» What to do
Transcribe the whole listing below without changing a word, but leave out every image.

-- start of Entries shown --

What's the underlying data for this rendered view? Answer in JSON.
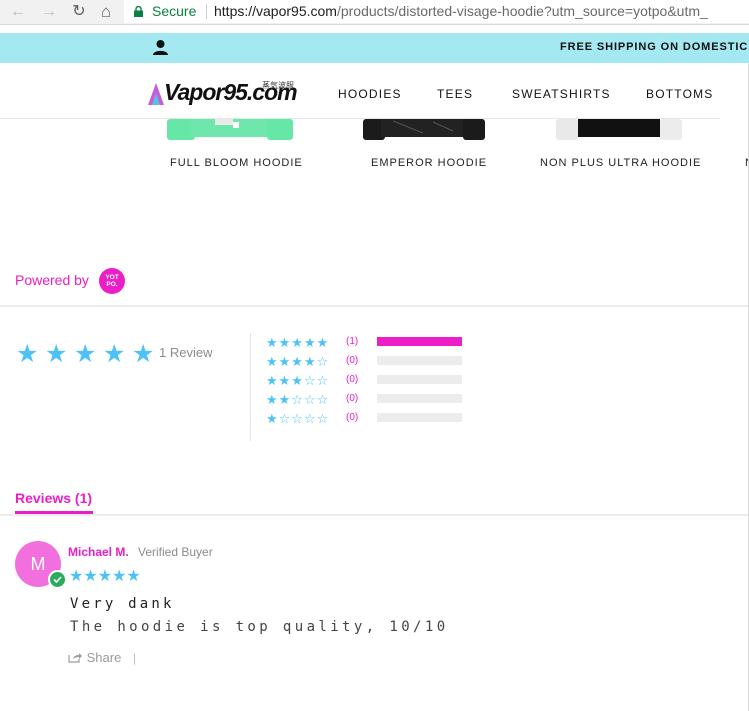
{
  "browser": {
    "secure_label": "Secure",
    "url_host": "https://vapor95.com",
    "url_path": "/products/distorted-visage-hoodie?utm_source=yotpo&utm_"
  },
  "promo": {
    "text": "FREE SHIPPING ON DOMESTIC O"
  },
  "logo": {
    "text": "Vapor95.com",
    "jp": "蒸気波服"
  },
  "nav": {
    "items": [
      "HOODIES",
      "TEES",
      "SWEATSHIRTS",
      "BOTTOMS"
    ]
  },
  "products": [
    {
      "name": "FULL BLOOM HOODIE"
    },
    {
      "name": "EMPEROR HOODIE"
    },
    {
      "name": "NON PLUS ULTRA HOODIE"
    },
    {
      "name": "N"
    }
  ],
  "yotpo": {
    "powered_by": "Powered by",
    "badge": "YOT PO."
  },
  "summary": {
    "average": 5,
    "review_count_label": "1 Review",
    "distribution": [
      {
        "stars": 5,
        "count_label": "(1)",
        "fraction": 1.0
      },
      {
        "stars": 4,
        "count_label": "(0)",
        "fraction": 0
      },
      {
        "stars": 3,
        "count_label": "(0)",
        "fraction": 0
      },
      {
        "stars": 2,
        "count_label": "(0)",
        "fraction": 0
      },
      {
        "stars": 1,
        "count_label": "(0)",
        "fraction": 0
      }
    ]
  },
  "reviews_tab": {
    "label": "Reviews (1)"
  },
  "review": {
    "avatar_letter": "M",
    "name": "Michael M.",
    "verified": "Verified Buyer",
    "rating": 5,
    "title": "Very dank",
    "body": "The hoodie is top quality, 10/10",
    "share_label": "Share",
    "share_sep": "|"
  },
  "colors": {
    "accent": "#ec1ec7",
    "star": "#4ec2f7",
    "promo_bg": "#a4e8f1",
    "verified": "#2cab5e"
  }
}
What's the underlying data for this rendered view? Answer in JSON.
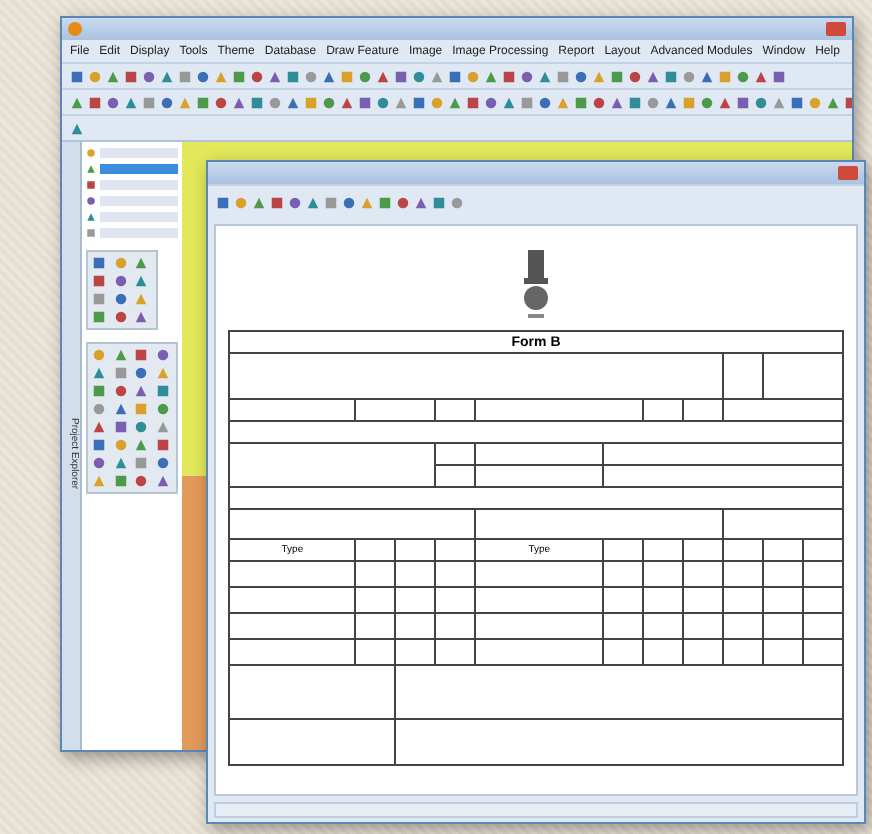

-- end of Entries shown --

» Correct answer
What's the underlying data for this rendered view? Answer in JSON.
{
  "browser": {
    "secure_label": "Secure",
    "url_host": "https://vapor95.com",
    "url_path": "/products/distorted-visage-hoodie?utm_source=yotpo&utm_"
  },
  "promo": {
    "text": "FREE SHIPPING ON DOMESTIC O"
  },
  "logo": {
    "text": "Vapor95.com",
    "jp": "蒸気波服"
  },
  "nav": {
    "items": [
      "HOODIES",
      "TEES",
      "SWEATSHIRTS",
      "BOTTOMS"
    ]
  },
  "products": [
    {
      "name": "FULL BLOOM HOODIE"
    },
    {
      "name": "EMPEROR HOODIE"
    },
    {
      "name": "NON PLUS ULTRA HOODIE"
    },
    {
      "name": "N"
    }
  ],
  "yotpo": {
    "powered_by": "Powered by",
    "badge": "YOT PO."
  },
  "summary": {
    "average": 5,
    "review_count_label": "1 Review",
    "distribution": [
      {
        "stars": 5,
        "count_label": "(1)",
        "fraction": 1.0
      },
      {
        "stars": 4,
        "count_label": "(0)",
        "fraction": 0
      },
      {
        "stars": 3,
        "count_label": "(0)",
        "fraction": 0
      },
      {
        "stars": 2,
        "count_label": "(0)",
        "fraction": 0
      },
      {
        "stars": 1,
        "count_label": "(0)",
        "fraction": 0
      }
    ]
  },
  "reviews_tab": {
    "label": "Reviews (1)"
  },
  "review": {
    "avatar_letter": "M",
    "name": "Michael M.",
    "verified": "Verified Buyer",
    "rating": 5,
    "title": "Very dank",
    "body": "The hoodie is top quality, 10/10",
    "share_label": "Share",
    "share_sep": "|"
  },
  "colors": {
    "accent": "#ec1ec7",
    "star": "#4ec2f7",
    "promo_bg": "#a4e8f1",
    "verified": "#2cab5e"
  }
}
What's the underlying data for this rendered view? Answer in JSON.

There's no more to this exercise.